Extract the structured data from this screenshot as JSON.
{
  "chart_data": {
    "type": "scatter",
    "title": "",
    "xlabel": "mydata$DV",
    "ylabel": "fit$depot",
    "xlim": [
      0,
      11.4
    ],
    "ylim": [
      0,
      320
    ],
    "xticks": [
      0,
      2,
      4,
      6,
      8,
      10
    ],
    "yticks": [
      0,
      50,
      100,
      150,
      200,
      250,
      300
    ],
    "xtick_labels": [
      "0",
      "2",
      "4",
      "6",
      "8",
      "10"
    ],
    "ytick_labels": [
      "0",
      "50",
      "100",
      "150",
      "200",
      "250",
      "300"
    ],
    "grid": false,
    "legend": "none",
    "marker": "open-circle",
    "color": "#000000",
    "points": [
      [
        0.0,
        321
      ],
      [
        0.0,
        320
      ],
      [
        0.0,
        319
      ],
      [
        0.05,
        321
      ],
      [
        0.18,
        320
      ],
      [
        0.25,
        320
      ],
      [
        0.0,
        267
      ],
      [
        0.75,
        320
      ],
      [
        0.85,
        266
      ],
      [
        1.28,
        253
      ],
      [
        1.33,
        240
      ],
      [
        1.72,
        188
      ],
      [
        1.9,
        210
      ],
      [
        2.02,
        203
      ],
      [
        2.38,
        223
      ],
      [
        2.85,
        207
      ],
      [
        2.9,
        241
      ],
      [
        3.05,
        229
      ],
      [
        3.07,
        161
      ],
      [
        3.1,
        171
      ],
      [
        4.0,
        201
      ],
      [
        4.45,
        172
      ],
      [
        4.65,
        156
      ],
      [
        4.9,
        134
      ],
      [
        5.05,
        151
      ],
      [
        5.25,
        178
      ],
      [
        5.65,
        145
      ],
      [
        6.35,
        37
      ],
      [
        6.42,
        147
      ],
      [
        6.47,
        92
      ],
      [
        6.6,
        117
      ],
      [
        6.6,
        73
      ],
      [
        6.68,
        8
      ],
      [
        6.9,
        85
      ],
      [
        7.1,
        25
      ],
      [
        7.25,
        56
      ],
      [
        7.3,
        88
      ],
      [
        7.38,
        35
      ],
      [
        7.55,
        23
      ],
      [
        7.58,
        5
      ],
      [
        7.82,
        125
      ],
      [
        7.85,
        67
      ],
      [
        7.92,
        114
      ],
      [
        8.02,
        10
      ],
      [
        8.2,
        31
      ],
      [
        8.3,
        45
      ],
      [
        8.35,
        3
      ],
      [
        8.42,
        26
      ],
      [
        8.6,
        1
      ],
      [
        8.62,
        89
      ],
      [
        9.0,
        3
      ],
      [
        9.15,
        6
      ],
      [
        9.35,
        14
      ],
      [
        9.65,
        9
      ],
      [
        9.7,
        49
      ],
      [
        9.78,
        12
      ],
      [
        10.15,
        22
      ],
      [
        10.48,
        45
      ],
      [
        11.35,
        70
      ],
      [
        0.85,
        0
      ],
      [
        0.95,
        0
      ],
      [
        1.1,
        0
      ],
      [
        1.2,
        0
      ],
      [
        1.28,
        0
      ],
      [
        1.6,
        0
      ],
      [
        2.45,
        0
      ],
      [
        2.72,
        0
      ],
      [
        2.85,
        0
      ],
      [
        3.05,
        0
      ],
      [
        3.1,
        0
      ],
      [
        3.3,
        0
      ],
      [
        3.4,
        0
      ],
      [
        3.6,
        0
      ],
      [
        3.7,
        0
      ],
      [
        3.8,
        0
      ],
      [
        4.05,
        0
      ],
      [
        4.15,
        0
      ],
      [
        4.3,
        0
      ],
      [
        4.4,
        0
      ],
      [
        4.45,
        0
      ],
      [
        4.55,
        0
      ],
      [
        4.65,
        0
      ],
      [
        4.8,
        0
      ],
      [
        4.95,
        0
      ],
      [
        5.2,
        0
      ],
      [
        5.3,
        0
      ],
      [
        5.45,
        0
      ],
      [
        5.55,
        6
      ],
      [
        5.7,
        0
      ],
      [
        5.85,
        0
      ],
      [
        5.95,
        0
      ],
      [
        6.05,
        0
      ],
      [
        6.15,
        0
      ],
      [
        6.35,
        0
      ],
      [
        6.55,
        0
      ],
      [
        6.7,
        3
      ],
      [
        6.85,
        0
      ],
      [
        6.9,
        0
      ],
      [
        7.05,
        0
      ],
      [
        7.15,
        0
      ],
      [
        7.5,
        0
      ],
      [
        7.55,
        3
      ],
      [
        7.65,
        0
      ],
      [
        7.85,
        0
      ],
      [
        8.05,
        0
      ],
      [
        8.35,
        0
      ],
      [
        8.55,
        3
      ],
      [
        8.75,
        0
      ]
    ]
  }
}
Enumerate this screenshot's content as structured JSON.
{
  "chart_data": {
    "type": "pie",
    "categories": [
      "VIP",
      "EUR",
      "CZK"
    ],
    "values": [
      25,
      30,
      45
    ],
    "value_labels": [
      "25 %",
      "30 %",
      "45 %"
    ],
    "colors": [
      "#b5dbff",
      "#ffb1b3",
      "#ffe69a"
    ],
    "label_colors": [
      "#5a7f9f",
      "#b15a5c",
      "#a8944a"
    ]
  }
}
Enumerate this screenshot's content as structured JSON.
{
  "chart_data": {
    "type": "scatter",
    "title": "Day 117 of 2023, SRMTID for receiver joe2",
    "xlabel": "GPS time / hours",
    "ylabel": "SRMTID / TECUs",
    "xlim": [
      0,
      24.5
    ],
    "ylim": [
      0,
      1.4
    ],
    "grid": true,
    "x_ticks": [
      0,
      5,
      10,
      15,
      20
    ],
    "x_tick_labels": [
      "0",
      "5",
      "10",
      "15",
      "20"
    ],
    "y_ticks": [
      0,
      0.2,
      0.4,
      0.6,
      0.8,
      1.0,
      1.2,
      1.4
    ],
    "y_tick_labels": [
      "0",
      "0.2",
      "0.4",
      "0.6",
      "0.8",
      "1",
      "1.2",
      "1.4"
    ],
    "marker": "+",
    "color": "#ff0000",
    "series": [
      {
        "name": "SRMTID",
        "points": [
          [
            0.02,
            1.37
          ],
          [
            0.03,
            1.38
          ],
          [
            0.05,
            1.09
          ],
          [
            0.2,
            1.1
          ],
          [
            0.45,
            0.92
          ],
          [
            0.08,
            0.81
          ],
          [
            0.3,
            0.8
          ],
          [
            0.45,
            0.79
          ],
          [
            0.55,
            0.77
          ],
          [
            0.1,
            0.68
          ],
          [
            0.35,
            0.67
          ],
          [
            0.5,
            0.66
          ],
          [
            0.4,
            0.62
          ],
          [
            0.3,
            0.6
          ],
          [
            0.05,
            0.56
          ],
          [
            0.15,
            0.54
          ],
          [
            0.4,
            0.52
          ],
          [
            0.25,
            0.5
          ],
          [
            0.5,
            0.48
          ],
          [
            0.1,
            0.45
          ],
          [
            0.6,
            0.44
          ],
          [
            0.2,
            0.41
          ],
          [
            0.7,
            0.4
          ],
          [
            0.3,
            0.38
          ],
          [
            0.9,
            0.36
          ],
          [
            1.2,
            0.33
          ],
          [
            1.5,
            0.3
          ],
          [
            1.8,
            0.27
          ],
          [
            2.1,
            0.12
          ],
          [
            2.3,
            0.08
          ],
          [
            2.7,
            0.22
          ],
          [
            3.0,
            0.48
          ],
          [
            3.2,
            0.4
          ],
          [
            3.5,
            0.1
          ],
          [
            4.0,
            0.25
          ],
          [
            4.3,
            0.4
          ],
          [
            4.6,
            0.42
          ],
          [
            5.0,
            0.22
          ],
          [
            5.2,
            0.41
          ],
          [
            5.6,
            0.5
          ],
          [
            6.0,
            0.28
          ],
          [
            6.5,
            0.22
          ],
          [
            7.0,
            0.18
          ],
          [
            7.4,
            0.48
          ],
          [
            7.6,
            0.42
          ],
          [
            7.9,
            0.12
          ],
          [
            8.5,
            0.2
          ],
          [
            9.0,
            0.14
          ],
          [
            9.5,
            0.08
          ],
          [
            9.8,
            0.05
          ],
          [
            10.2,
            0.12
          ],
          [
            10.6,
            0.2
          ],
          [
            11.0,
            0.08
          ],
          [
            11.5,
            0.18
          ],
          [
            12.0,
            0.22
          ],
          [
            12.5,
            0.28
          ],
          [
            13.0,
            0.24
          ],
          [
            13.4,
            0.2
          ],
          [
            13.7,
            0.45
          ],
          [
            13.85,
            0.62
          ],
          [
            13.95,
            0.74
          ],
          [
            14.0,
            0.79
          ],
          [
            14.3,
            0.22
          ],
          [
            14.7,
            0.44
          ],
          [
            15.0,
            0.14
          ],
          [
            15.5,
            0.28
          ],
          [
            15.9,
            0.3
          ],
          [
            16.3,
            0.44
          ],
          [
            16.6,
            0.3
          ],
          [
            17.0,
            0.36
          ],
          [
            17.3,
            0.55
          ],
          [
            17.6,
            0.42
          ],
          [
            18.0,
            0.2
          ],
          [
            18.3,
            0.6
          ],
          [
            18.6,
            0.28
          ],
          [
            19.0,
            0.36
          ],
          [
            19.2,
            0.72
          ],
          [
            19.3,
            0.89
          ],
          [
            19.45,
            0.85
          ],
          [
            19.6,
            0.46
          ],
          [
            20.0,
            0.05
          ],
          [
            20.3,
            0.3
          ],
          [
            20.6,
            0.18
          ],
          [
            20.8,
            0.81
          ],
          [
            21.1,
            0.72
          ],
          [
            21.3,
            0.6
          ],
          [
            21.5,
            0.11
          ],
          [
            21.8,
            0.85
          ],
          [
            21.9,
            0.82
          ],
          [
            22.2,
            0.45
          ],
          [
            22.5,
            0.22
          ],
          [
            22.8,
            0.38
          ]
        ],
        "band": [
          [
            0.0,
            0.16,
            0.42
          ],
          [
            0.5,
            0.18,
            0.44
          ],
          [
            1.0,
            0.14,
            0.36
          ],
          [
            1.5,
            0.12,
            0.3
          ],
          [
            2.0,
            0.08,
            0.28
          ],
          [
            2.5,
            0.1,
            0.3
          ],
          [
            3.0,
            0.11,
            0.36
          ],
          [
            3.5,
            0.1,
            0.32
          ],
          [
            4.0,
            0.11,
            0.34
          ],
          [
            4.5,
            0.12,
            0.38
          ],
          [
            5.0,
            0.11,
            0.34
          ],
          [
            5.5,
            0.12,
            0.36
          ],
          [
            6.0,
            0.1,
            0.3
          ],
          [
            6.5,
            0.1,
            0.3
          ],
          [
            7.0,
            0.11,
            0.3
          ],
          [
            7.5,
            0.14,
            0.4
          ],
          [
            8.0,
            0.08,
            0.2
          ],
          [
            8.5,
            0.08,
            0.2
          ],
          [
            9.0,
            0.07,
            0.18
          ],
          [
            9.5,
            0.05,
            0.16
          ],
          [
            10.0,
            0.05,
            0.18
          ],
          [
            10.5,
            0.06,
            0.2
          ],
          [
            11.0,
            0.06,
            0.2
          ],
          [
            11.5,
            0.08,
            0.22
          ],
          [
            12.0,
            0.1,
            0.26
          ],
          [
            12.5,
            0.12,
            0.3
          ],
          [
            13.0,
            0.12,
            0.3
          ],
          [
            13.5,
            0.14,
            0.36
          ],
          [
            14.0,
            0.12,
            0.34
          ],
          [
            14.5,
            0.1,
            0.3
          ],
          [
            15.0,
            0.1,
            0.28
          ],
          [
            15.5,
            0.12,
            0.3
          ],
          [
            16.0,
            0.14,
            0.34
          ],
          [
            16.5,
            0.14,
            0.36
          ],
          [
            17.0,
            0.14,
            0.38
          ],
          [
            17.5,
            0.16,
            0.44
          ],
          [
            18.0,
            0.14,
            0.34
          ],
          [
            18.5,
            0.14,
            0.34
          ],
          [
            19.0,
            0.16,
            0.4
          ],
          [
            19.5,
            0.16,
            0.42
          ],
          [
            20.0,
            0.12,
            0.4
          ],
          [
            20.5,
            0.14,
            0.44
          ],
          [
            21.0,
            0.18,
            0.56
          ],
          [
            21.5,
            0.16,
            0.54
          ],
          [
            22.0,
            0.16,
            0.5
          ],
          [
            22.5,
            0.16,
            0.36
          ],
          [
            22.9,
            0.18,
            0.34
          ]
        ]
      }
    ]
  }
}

.....

WHAT IS BEING ASKED
Look above for lines with the word "xlabel" and copy them all.

RESPONSE TO THIS TASK
    "xlabel": "mydata$DV",
    "xlabel": "GPS time / hours",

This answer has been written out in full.